— START OF RECORDS SHOWN —
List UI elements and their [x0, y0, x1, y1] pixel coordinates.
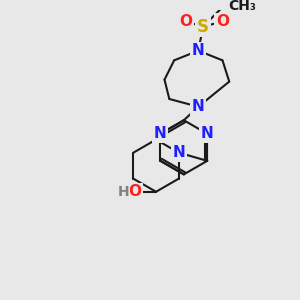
Text: O: O: [216, 14, 229, 29]
Text: N: N: [201, 126, 214, 141]
Text: O: O: [179, 14, 192, 29]
Text: H: H: [117, 185, 129, 199]
Text: N: N: [154, 126, 167, 141]
Text: S: S: [197, 17, 209, 35]
Text: O: O: [128, 184, 141, 199]
Text: N: N: [192, 99, 205, 114]
Text: CH₃: CH₃: [228, 0, 256, 13]
Text: N: N: [192, 43, 205, 58]
Text: N: N: [172, 145, 185, 160]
— END OF RECORDS SHOWN —
▸ **WORK TO COMPLETE**
Write all the records above out again with "UI elements" swapped for "interface items" and nothing else changed. Leave the pictures out.

▸ **THE RESPONSE**
List interface items and their [x0, y0, x1, y1] pixel coordinates.
Text: O: O: [216, 14, 229, 29]
Text: N: N: [201, 126, 214, 141]
Text: O: O: [179, 14, 192, 29]
Text: H: H: [117, 185, 129, 199]
Text: N: N: [154, 126, 167, 141]
Text: S: S: [197, 17, 209, 35]
Text: O: O: [128, 184, 141, 199]
Text: N: N: [192, 99, 205, 114]
Text: CH₃: CH₃: [228, 0, 256, 13]
Text: N: N: [192, 43, 205, 58]
Text: N: N: [172, 145, 185, 160]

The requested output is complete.